[Dataset entries]
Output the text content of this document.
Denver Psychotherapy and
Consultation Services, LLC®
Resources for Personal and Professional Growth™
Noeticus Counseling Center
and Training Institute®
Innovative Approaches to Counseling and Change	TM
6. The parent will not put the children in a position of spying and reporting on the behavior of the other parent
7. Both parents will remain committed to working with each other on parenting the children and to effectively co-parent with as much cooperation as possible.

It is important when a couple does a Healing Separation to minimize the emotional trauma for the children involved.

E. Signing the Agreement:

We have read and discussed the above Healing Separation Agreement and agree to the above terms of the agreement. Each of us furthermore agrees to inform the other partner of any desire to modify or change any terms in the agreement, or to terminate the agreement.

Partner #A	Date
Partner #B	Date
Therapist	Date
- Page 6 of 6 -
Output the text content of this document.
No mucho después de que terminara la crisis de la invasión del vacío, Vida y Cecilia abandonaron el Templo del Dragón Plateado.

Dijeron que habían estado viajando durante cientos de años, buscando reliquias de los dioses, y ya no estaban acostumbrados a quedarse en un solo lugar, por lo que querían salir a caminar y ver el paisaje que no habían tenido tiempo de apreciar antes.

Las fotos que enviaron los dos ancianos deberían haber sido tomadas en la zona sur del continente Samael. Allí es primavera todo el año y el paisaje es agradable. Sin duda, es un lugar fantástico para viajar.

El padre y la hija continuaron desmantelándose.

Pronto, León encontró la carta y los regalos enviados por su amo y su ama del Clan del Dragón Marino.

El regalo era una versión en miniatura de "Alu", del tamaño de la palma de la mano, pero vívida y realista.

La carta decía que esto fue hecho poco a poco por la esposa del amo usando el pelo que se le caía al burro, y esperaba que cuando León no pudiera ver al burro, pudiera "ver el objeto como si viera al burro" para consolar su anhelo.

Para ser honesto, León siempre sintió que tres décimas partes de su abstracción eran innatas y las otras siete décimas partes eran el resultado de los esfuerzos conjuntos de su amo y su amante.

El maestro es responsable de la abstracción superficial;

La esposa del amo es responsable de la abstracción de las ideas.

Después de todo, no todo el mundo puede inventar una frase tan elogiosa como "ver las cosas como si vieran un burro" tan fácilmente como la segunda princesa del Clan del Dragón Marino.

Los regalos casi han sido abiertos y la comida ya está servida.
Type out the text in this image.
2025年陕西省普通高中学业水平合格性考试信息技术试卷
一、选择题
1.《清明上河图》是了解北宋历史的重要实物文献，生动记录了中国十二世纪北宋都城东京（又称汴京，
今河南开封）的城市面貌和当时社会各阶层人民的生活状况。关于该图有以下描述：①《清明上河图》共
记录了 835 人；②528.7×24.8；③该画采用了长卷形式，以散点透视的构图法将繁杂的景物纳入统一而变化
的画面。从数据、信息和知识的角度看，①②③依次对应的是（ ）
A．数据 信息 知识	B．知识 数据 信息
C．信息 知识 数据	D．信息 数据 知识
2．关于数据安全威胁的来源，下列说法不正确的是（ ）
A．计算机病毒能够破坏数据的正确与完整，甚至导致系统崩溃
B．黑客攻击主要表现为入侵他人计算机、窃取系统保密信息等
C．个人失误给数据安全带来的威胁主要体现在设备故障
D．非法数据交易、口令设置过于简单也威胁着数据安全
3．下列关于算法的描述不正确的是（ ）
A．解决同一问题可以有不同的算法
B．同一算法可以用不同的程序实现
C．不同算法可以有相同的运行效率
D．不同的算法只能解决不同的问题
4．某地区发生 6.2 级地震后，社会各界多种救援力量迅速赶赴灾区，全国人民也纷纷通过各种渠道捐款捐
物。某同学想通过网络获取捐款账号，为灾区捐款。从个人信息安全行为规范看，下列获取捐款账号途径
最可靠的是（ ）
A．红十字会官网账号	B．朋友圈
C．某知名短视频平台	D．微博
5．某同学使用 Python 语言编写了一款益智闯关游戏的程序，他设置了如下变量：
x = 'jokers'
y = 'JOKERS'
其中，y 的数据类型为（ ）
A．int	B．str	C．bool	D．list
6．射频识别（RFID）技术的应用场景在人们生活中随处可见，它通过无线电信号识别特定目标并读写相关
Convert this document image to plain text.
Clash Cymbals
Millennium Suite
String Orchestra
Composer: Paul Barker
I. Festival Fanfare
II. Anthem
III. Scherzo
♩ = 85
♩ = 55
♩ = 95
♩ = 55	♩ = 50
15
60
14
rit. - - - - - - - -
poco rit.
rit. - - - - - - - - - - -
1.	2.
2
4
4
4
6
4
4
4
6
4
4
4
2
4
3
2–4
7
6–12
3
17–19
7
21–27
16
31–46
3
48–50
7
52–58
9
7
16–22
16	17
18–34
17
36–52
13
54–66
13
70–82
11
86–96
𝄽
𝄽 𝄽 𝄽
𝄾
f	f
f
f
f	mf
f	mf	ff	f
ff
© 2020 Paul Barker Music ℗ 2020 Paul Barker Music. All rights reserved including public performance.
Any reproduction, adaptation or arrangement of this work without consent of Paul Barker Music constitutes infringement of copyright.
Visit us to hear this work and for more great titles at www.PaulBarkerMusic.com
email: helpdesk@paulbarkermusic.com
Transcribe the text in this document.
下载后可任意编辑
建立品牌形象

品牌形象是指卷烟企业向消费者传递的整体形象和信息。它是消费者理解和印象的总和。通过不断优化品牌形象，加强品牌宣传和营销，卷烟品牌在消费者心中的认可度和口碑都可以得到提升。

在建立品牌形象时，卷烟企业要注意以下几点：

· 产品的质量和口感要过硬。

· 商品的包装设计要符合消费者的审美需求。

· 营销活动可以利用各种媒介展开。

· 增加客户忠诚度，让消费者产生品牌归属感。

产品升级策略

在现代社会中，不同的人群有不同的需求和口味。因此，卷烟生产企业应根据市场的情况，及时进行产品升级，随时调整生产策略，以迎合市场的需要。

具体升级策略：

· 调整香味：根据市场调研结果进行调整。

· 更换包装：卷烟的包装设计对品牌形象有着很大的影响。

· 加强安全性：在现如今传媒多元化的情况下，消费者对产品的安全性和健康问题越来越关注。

[Your task]:
In the listing, find every line containing the word "Date" and list it.

[Answer to the problem]:
Partner #A	Date
Partner #B	Date
Therapist	Date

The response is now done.